- GOAL OF THE EXERCISE: Write out the full listing again, exactly as it stands.

--- Begin DATA SHOWN ---

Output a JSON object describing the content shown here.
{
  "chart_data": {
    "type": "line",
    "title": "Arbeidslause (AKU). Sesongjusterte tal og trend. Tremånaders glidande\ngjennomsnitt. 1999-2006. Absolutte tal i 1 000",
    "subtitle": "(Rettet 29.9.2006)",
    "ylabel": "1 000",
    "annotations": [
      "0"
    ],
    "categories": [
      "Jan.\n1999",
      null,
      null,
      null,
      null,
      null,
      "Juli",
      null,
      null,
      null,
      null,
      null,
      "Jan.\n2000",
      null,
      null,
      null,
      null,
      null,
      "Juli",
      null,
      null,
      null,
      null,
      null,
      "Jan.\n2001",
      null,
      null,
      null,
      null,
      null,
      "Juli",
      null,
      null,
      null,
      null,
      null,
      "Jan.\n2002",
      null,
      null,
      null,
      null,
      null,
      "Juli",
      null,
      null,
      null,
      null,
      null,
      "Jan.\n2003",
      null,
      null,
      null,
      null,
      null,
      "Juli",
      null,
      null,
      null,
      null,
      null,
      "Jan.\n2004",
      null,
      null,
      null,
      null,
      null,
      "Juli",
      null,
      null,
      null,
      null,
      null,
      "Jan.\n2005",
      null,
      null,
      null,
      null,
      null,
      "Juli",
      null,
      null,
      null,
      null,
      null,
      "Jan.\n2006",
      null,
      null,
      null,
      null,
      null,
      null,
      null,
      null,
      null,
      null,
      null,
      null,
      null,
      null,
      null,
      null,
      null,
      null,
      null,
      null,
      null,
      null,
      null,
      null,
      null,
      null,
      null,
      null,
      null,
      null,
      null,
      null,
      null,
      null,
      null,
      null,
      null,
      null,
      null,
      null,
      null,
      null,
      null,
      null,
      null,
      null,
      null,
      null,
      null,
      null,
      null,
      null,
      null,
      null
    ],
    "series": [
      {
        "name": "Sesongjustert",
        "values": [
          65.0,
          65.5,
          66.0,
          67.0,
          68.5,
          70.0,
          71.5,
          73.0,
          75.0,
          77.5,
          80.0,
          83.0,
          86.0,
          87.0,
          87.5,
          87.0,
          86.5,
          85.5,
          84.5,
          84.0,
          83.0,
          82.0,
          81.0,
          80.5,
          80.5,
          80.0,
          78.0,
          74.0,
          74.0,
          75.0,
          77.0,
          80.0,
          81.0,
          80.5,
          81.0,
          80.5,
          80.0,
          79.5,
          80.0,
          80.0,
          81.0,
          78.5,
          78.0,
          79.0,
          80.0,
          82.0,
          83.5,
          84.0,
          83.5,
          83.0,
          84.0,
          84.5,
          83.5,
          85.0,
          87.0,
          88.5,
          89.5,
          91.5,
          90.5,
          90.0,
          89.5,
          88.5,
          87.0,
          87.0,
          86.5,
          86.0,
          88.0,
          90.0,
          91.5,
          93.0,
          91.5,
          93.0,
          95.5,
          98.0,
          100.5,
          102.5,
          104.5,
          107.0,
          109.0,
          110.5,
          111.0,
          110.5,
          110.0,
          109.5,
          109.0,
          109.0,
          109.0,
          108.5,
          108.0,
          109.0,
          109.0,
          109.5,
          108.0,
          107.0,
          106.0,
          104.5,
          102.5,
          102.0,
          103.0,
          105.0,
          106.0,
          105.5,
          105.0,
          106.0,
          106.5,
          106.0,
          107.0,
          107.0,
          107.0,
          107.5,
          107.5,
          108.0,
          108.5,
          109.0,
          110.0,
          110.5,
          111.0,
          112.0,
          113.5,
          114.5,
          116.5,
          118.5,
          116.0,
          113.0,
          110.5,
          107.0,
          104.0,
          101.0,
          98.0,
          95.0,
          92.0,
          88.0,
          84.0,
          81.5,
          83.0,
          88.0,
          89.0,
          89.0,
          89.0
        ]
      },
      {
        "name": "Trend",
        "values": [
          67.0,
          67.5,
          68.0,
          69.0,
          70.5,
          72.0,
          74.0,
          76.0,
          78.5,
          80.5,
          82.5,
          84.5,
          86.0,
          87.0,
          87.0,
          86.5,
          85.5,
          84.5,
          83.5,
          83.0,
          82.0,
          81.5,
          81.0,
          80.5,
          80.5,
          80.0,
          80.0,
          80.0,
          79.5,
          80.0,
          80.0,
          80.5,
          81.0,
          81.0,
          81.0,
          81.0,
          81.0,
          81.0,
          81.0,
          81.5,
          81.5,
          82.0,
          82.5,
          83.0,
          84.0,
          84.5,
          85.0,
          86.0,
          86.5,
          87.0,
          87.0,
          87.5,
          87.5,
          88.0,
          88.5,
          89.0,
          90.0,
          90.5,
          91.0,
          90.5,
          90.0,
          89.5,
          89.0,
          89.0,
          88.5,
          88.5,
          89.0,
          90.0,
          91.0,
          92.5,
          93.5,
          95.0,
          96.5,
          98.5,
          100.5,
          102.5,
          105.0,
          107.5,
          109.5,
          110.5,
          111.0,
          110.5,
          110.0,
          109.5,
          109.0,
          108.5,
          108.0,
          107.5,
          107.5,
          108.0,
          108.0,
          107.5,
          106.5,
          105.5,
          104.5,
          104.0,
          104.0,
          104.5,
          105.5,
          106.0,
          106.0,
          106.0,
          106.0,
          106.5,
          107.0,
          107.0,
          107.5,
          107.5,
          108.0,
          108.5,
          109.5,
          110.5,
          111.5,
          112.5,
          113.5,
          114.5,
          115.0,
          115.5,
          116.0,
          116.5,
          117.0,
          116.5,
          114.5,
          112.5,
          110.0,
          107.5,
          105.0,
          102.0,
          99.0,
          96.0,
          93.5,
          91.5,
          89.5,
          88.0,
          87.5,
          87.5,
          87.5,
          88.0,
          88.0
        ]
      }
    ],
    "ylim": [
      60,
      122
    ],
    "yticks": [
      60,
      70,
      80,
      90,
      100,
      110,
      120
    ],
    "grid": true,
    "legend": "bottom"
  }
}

--- End DATA SHOWN ---

- FULL RESPONSE:
Output a JSON object describing the content shown here.
{
  "chart_data": {
    "type": "line",
    "title": "Arbeidslause (AKU). Sesongjusterte tal og trend. Tremånaders glidande\ngjennomsnitt. 1999-2006. Absolutte tal i 1 000",
    "subtitle": "(Rettet 29.9.2006)",
    "ylabel": "1 000",
    "annotations": [
      "0"
    ],
    "categories": [
      "Jan.\n1999",
      null,
      null,
      null,
      null,
      null,
      "Juli",
      null,
      null,
      null,
      null,
      null,
      "Jan.\n2000",
      null,
      null,
      null,
      null,
      null,
      "Juli",
      null,
      null,
      null,
      null,
      null,
      "Jan.\n2001",
      null,
      null,
      null,
      null,
      null,
      "Juli",
      null,
      null,
      null,
      null,
      null,
      "Jan.\n2002",
      null,
      null,
      null,
      null,
      null,
      "Juli",
      null,
      null,
      null,
      null,
      null,
      "Jan.\n2003",
      null,
      null,
      null,
      null,
      null,
      "Juli",
      null,
      null,
      null,
      null,
      null,
      "Jan.\n2004",
      null,
      null,
      null,
      null,
      null,
      "Juli",
      null,
      null,
      null,
      null,
      null,
      "Jan.\n2005",
      null,
      null,
      null,
      null,
      null,
      "Juli",
      null,
      null,
      null,
      null,
      null,
      "Jan.\n2006",
      null,
      null,
      null,
      null,
      null,
      null,
      null,
      null,
      null,
      null,
      null,
      null,
      null,
      null,
      null,
      null,
      null,
      null,
      null,
      null,
      null,
      null,
      null,
      null,
      null,
      null,
      null,
      null,
      null,
      null,
      null,
      null,
      null,
      null,
      null,
      null,
      null,
      null,
      null,
      null,
      null,
      null,
      null,
      null,
      null,
      null,
      null,
      null,
      null,
      null,
      null,
      null,
      null,
      null
    ],
    "series": [
      {
        "name": "Sesongjustert",
        "values": [
          65.0,
          65.5,
          66.0,
          67.0,
          68.5,
          70.0,
          71.5,
          73.0,
          75.0,
          77.5,
          80.0,
          83.0,
          86.0,
          87.0,
          87.5,
          87.0,
          86.5,
          85.5,
          84.5,
          84.0,
          83.0,
          82.0,
          81.0,
          80.5,
          80.5,
          80.0,
          78.0,
          74.0,
          74.0,
          75.0,
          77.0,
          80.0,
          81.0,
          80.5,
          81.0,
          80.5,
          80.0,
          79.5,
          80.0,
          80.0,
          81.0,
          78.5,
          78.0,
          79.0,
          80.0,
          82.0,
          83.5,
          84.0,
          83.5,
          83.0,
          84.0,
          84.5,
          83.5,
          85.0,
          87.0,
          88.5,
          89.5,
          91.5,
          90.5,
          90.0,
          89.5,
          88.5,
          87.0,
          87.0,
          86.5,
          86.0,
          88.0,
          90.0,
          91.5,
          93.0,
          91.5,
          93.0,
          95.5,
          98.0,
          100.5,
          102.5,
          104.5,
          107.0,
          109.0,
          110.5,
          111.0,
          110.5,
          110.0,
          109.5,
          109.0,
          109.0,
          109.0,
          108.5,
          108.0,
          109.0,
          109.0,
          109.5,
          108.0,
          107.0,
          106.0,
          104.5,
          102.5,
          102.0,
          103.0,
          105.0,
          106.0,
          105.5,
          105.0,
          106.0,
          106.5,
          106.0,
          107.0,
          107.0,
          107.0,
          107.5,
          107.5,
          108.0,
          108.5,
          109.0,
          110.0,
          110.5,
          111.0,
          112.0,
          113.5,
          114.5,
          116.5,
          118.5,
          116.0,
          113.0,
          110.5,
          107.0,
          104.0,
          101.0,
          98.0,
          95.0,
          92.0,
          88.0,
          84.0,
          81.5,
          83.0,
          88.0,
          89.0,
          89.0,
          89.0
        ]
      },
      {
        "name": "Trend",
        "values": [
          67.0,
          67.5,
          68.0,
          69.0,
          70.5,
          72.0,
          74.0,
          76.0,
          78.5,
          80.5,
          82.5,
          84.5,
          86.0,
          87.0,
          87.0,
          86.5,
          85.5,
          84.5,
          83.5,
          83.0,
          82.0,
          81.5,
          81.0,
          80.5,
          80.5,
          80.0,
          80.0,
          80.0,
          79.5,
          80.0,
          80.0,
          80.5,
          81.0,
          81.0,
          81.0,
          81.0,
          81.0,
          81.0,
          81.0,
          81.5,
          81.5,
          82.0,
          82.5,
          83.0,
          84.0,
          84.5,
          85.0,
          86.0,
          86.5,
          87.0,
          87.0,
          87.5,
          87.5,
          88.0,
          88.5,
          89.0,
          90.0,
          90.5,
          91.0,
          90.5,
          90.0,
          89.5,
          89.0,
          89.0,
          88.5,
          88.5,
          89.0,
          90.0,
          91.0,
          92.5,
          93.5,
          95.0,
          96.5,
          98.5,
          100.5,
          102.5,
          105.0,
          107.5,
          109.5,
          110.5,
          111.0,
          110.5,
          110.0,
          109.5,
          109.0,
          108.5,
          108.0,
          107.5,
          107.5,
          108.0,
          108.0,
          107.5,
          106.5,
          105.5,
          104.5,
          104.0,
          104.0,
          104.5,
          105.5,
          106.0,
          106.0,
          106.0,
          106.0,
          106.5,
          107.0,
          107.0,
          107.5,
          107.5,
          108.0,
          108.5,
          109.5,
          110.5,
          111.5,
          112.5,
          113.5,
          114.5,
          115.0,
          115.5,
          116.0,
          116.5,
          117.0,
          116.5,
          114.5,
          112.5,
          110.0,
          107.5,
          105.0,
          102.0,
          99.0,
          96.0,
          93.5,
          91.5,
          89.5,
          88.0,
          87.5,
          87.5,
          87.5,
          88.0,
          88.0
        ]
      }
    ],
    "ylim": [
      60,
      122
    ],
    "yticks": [
      60,
      70,
      80,
      90,
      100,
      110,
      120
    ],
    "grid": true,
    "legend": "bottom"
  }
}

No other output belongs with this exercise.